◆ Problem ◆
Take down each entry exactly as written.
------ Records supplied
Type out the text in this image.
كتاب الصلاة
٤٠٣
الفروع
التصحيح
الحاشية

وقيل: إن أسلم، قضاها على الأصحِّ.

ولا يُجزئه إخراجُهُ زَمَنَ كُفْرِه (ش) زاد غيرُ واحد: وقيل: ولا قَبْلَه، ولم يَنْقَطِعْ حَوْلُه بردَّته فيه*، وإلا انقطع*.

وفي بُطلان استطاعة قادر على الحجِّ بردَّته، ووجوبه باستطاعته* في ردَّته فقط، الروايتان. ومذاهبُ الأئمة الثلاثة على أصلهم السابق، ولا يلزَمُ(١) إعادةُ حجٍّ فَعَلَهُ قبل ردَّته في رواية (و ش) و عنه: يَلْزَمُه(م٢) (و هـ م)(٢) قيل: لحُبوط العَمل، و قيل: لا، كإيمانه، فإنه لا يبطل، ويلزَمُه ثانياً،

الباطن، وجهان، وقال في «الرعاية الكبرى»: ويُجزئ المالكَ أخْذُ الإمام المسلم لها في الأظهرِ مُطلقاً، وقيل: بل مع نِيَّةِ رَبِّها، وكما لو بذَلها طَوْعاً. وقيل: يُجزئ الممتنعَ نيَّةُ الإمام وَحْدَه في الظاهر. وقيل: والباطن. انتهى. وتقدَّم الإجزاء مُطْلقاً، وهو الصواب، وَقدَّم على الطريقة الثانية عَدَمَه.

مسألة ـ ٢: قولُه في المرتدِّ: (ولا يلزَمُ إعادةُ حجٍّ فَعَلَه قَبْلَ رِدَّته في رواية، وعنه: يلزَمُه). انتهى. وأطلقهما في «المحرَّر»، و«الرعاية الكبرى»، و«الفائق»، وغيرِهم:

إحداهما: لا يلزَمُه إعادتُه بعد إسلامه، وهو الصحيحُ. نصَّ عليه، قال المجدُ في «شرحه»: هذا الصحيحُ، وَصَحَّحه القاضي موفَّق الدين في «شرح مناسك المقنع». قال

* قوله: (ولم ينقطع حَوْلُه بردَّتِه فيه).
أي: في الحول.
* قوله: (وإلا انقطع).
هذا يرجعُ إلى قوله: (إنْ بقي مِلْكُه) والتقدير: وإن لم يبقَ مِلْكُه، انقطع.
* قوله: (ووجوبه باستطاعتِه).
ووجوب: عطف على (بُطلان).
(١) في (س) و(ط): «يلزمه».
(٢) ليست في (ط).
------------
◆ Solved exercise ◆
Type out the text in this image.
كتاب الصلاة
٤٠٣
الفروع
التصحيح
الحاشية

وقيل: إن أسلم، قضاها على الأصحِّ.

ولا يُجزئه إخراجُهُ زَمَنَ كُفْرِه (ش) زاد غيرُ واحد: وقيل: ولا قَبْلَه، ولم يَنْقَطِعْ حَوْلُه بردَّته فيه*، وإلا انقطع*.

وفي بُطلان استطاعة قادر على الحجِّ بردَّته، ووجوبه باستطاعته* في ردَّته فقط، الروايتان. ومذاهبُ الأئمة الثلاثة على أصلهم السابق، ولا يلزَمُ(١) إعادةُ حجٍّ فَعَلَهُ قبل ردَّته في رواية (و ش) و عنه: يَلْزَمُه(م٢) (و هـ م)(٢) قيل: لحُبوط العَمل، و قيل: لا، كإيمانه، فإنه لا يبطل، ويلزَمُه ثانياً،

الباطن، وجهان، وقال في «الرعاية الكبرى»: ويُجزئ المالكَ أخْذُ الإمام المسلم لها في الأظهرِ مُطلقاً، وقيل: بل مع نِيَّةِ رَبِّها، وكما لو بذَلها طَوْعاً. وقيل: يُجزئ الممتنعَ نيَّةُ الإمام وَحْدَه في الظاهر. وقيل: والباطن. انتهى. وتقدَّم الإجزاء مُطْلقاً، وهو الصواب، وَقدَّم على الطريقة الثانية عَدَمَه.

مسألة ـ ٢: قولُه في المرتدِّ: (ولا يلزَمُ إعادةُ حجٍّ فَعَلَه قَبْلَ رِدَّته في رواية، وعنه: يلزَمُه). انتهى. وأطلقهما في «المحرَّر»، و«الرعاية الكبرى»، و«الفائق»، وغيرِهم:

إحداهما: لا يلزَمُه إعادتُه بعد إسلامه، وهو الصحيحُ. نصَّ عليه، قال المجدُ في «شرحه»: هذا الصحيحُ، وَصَحَّحه القاضي موفَّق الدين في «شرح مناسك المقنع». قال

* قوله: (ولم ينقطع حَوْلُه بردَّتِه فيه).
أي: في الحول.
* قوله: (وإلا انقطع).
هذا يرجعُ إلى قوله: (إنْ بقي مِلْكُه) والتقدير: وإن لم يبقَ مِلْكُه، انقطع.
* قوله: (ووجوبه باستطاعتِه).
ووجوب: عطف على (بُطلان).
(١) في (س) و(ط): «يلزمه».
(٢) ليست في (ط).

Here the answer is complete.